## EXERCISE MATERIAL
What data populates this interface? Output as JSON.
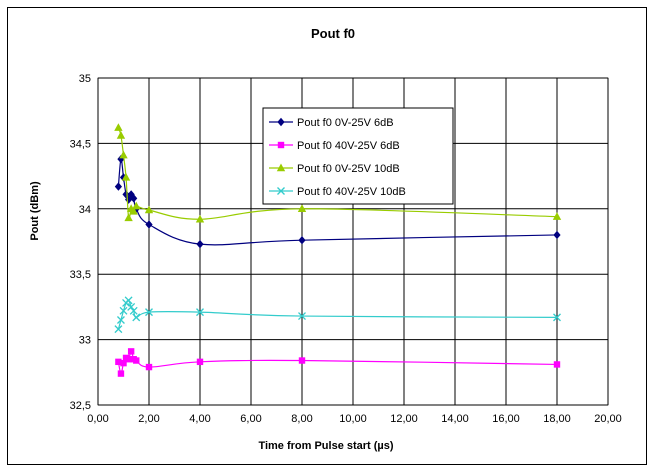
{
  "chart_data": {
    "type": "line",
    "title": "Pout f0",
    "xlabel": "Time from Pulse start (µs)",
    "ylabel": "Pout (dBm)",
    "xlim": [
      0,
      20
    ],
    "ylim": [
      32.5,
      35
    ],
    "xticks": [
      "0,00",
      "2,00",
      "4,00",
      "6,00",
      "8,00",
      "10,00",
      "12,00",
      "14,00",
      "16,00",
      "18,00",
      "20,00"
    ],
    "yticks": [
      "32,5",
      "33",
      "33,5",
      "34",
      "34,5",
      "35"
    ],
    "grid": true,
    "legend_position": "top-center",
    "series": [
      {
        "name": "Pout f0 0V-25V 6dB",
        "color": "#000080",
        "marker": "diamond",
        "x": [
          0.8,
          0.9,
          1.0,
          1.1,
          1.2,
          1.3,
          1.4,
          1.5,
          2.0,
          4.0,
          8.0,
          18.0
        ],
        "y": [
          34.17,
          34.38,
          34.24,
          34.11,
          34.07,
          34.11,
          34.08,
          34.0,
          33.88,
          33.73,
          33.76,
          33.8
        ]
      },
      {
        "name": "Pout f0 40V-25V 6dB",
        "color": "#FF00FF",
        "marker": "square",
        "x": [
          0.8,
          0.9,
          1.0,
          1.1,
          1.2,
          1.3,
          1.4,
          1.5,
          2.0,
          4.0,
          8.0,
          18.0
        ],
        "y": [
          32.83,
          32.74,
          32.82,
          32.86,
          32.85,
          32.91,
          32.85,
          32.84,
          32.79,
          32.83,
          32.84,
          32.81
        ]
      },
      {
        "name": "Pout f0 0V-25V 10dB",
        "color": "#99CC00",
        "marker": "triangle",
        "x": [
          0.8,
          0.9,
          1.0,
          1.1,
          1.2,
          1.3,
          1.4,
          1.5,
          2.0,
          4.0,
          8.0,
          18.0
        ],
        "y": [
          34.62,
          34.56,
          34.41,
          34.24,
          33.93,
          34.0,
          33.98,
          34.02,
          33.99,
          33.92,
          34.0,
          33.94
        ]
      },
      {
        "name": "Pout f0 40V-25V 10dB",
        "color": "#33CCCC",
        "marker": "x",
        "x": [
          0.8,
          0.9,
          1.0,
          1.1,
          1.2,
          1.3,
          1.4,
          1.5,
          2.0,
          4.0,
          8.0,
          18.0
        ],
        "y": [
          33.08,
          33.15,
          33.22,
          33.28,
          33.3,
          33.25,
          33.22,
          33.17,
          33.21,
          33.21,
          33.18,
          33.17
        ]
      }
    ]
  }
}
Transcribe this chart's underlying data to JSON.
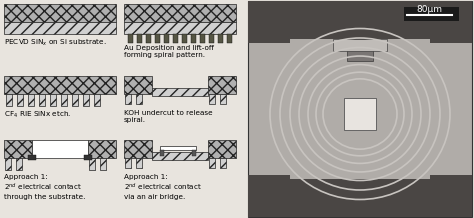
{
  "bg_color": "#e8e4de",
  "labels": [
    "PECVD SiN$_x$ on Si substrate.",
    "CF$_4$ RIE SiNx etch.",
    "Approach 1:\n2$^{nd}$ electrical contact\nthrough the substrate.",
    "Au Deposition and lift-off\nforming spiral pattern.",
    "KOH undercut to release\nspiral.",
    "Approach 1:\n2$^{nd}$ electrical contact\nvia an air bridge."
  ],
  "scale_bar_label": "80μm",
  "substrate_hatch_color": "#777777",
  "sinx_color": "#aaaaaa",
  "substrate_color": "#999999",
  "metal_color": "#333333",
  "white_color": "#f0f0f0",
  "sem_bg": "#b0aca8",
  "sem_dark": "#4a4644",
  "sem_mid": "#7a7674",
  "sem_light": "#d0ccc8",
  "sem_spiral": "#c8c4c0"
}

## PROBLEM STATEMENT
Copy out every line from the data above that has "name" in it.

## WRITTEN ANSWER
        "name": "Pout f0 0V-25V 6dB",
        "name": "Pout f0 40V-25V 6dB",
        "name": "Pout f0 0V-25V 10dB",
        "name": "Pout f0 40V-25V 10dB",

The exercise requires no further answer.